▶ _Problem to work on_
Every line with "this" in it should be copied from the data.

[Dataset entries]
____

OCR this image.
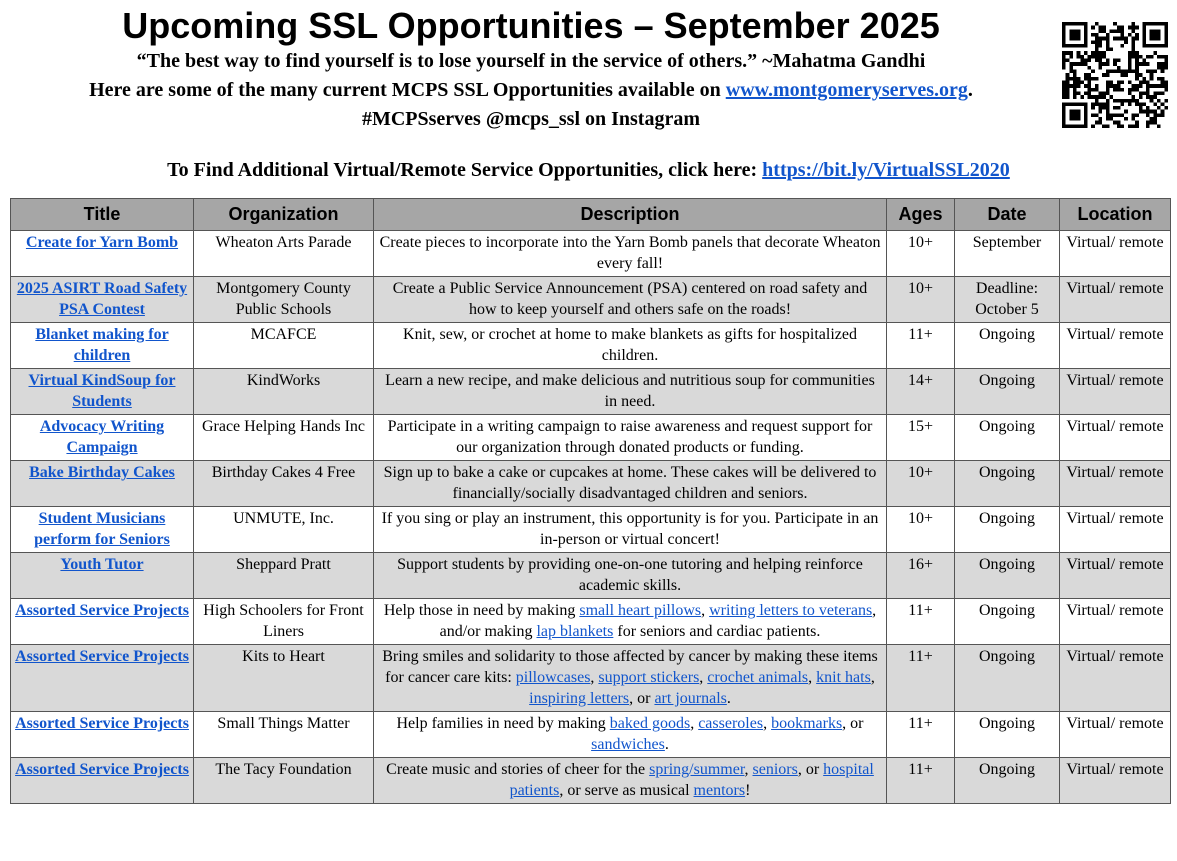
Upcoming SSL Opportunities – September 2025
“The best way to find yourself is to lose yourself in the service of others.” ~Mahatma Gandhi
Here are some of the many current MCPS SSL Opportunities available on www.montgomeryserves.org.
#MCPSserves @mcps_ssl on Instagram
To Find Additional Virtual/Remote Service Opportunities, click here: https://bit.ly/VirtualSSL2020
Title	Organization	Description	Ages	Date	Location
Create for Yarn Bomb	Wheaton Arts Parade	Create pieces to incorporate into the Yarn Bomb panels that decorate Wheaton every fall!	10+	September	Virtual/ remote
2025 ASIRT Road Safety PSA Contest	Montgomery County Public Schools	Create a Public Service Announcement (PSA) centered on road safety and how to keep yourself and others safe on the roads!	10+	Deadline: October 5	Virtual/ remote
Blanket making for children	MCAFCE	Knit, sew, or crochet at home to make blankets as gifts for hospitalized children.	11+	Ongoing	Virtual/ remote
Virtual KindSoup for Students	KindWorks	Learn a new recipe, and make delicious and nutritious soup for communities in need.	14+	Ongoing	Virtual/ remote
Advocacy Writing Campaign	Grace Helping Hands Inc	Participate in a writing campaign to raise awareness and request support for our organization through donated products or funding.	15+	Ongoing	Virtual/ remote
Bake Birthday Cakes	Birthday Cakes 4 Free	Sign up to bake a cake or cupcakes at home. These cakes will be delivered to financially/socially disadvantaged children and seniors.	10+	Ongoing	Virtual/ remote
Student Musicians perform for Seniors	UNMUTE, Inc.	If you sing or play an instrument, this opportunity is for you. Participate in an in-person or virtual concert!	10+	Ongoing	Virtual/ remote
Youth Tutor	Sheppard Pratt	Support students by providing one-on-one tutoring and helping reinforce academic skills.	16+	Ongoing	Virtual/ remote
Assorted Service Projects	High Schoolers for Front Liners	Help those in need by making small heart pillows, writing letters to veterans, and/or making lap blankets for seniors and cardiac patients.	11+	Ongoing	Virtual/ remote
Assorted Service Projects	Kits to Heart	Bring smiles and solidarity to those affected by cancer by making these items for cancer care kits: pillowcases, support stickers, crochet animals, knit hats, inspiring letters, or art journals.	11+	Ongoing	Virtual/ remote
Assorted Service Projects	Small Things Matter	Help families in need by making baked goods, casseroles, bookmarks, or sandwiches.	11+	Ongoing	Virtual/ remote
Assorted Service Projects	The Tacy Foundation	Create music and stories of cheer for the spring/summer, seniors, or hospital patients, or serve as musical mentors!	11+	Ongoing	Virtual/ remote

____

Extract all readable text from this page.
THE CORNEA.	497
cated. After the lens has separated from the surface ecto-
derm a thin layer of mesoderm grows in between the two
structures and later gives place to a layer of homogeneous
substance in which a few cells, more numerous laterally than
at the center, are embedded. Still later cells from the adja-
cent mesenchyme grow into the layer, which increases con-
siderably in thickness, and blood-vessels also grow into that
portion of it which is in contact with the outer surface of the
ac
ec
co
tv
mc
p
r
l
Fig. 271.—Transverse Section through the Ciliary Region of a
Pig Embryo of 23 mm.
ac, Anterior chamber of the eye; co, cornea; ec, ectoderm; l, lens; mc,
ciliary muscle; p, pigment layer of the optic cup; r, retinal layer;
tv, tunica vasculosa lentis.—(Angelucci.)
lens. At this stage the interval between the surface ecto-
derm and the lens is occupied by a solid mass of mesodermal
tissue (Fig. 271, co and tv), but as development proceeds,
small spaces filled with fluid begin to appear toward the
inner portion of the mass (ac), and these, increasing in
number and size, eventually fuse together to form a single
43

____

▶ _Response box_
OCR this image.
Student Musicians perform for Seniors	UNMUTE, Inc.	If you sing or play an instrument, this opportunity is for you. Participate in an in-person or virtual concert!	10+	Ongoing	Virtual/ remote
Extract all readable text from this page.
lens. At this stage the interval between the surface ecto-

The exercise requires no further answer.